• _REQUIREMENT_
From the material below, please select and copy every line that contains the string "scrollbar".

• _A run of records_
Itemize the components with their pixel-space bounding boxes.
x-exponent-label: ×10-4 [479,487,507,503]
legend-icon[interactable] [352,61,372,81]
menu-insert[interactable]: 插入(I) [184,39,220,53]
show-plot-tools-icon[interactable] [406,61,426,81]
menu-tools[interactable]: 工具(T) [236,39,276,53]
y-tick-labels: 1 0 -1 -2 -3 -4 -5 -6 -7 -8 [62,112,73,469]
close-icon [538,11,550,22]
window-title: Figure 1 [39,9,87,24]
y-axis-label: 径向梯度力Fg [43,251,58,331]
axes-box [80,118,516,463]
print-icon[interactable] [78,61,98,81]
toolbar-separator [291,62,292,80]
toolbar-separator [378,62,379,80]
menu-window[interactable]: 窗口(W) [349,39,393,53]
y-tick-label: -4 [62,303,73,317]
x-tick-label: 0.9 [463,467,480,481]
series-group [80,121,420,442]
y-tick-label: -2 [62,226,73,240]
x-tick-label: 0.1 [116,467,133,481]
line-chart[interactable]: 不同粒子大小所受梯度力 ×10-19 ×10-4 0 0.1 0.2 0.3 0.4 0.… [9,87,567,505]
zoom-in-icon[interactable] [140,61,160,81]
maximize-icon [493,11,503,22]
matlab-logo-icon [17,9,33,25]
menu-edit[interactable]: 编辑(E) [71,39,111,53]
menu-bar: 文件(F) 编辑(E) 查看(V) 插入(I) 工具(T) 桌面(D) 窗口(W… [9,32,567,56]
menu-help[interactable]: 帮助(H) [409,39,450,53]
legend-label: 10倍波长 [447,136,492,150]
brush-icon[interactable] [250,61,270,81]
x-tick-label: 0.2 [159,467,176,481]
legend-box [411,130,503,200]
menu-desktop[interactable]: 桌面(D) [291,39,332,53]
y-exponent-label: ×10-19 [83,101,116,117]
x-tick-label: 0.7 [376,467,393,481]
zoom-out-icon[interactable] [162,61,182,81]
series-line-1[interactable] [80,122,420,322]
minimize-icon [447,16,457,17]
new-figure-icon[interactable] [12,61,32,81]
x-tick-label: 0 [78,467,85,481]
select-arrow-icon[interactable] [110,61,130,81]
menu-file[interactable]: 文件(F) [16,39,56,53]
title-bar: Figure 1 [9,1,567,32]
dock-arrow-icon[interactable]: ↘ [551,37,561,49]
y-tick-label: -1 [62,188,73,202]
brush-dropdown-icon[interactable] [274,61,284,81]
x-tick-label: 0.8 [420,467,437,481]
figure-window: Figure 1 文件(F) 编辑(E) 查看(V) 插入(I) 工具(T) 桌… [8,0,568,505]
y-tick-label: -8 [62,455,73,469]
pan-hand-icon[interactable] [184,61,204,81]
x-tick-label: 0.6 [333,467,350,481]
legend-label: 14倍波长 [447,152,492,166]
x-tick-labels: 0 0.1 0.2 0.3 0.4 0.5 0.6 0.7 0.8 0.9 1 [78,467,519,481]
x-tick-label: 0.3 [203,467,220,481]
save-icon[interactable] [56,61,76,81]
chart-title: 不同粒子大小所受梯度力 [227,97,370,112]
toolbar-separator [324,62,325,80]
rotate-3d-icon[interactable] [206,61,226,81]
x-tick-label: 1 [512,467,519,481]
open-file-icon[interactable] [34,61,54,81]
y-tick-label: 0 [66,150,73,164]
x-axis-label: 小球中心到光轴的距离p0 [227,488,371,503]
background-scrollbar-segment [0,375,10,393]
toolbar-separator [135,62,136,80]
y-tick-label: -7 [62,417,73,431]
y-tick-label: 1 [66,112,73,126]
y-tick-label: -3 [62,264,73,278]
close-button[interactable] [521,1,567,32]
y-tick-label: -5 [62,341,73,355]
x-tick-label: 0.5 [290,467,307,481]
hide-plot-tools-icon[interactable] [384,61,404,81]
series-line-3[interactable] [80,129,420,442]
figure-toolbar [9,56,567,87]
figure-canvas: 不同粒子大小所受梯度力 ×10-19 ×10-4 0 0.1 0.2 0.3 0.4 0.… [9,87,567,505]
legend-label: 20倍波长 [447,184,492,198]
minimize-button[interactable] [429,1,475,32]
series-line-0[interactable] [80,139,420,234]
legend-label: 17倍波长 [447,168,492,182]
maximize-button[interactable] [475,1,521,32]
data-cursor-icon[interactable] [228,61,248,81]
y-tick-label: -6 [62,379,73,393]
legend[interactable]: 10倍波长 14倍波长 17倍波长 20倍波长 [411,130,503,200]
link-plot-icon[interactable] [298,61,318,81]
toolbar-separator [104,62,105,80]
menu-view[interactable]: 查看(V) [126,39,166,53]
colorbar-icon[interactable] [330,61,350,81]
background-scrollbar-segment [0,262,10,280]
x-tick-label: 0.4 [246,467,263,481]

• _COMPLETE OUTPUT_
background-scrollbar-segment [0,375,10,393]
background-scrollbar-segment [0,262,10,280]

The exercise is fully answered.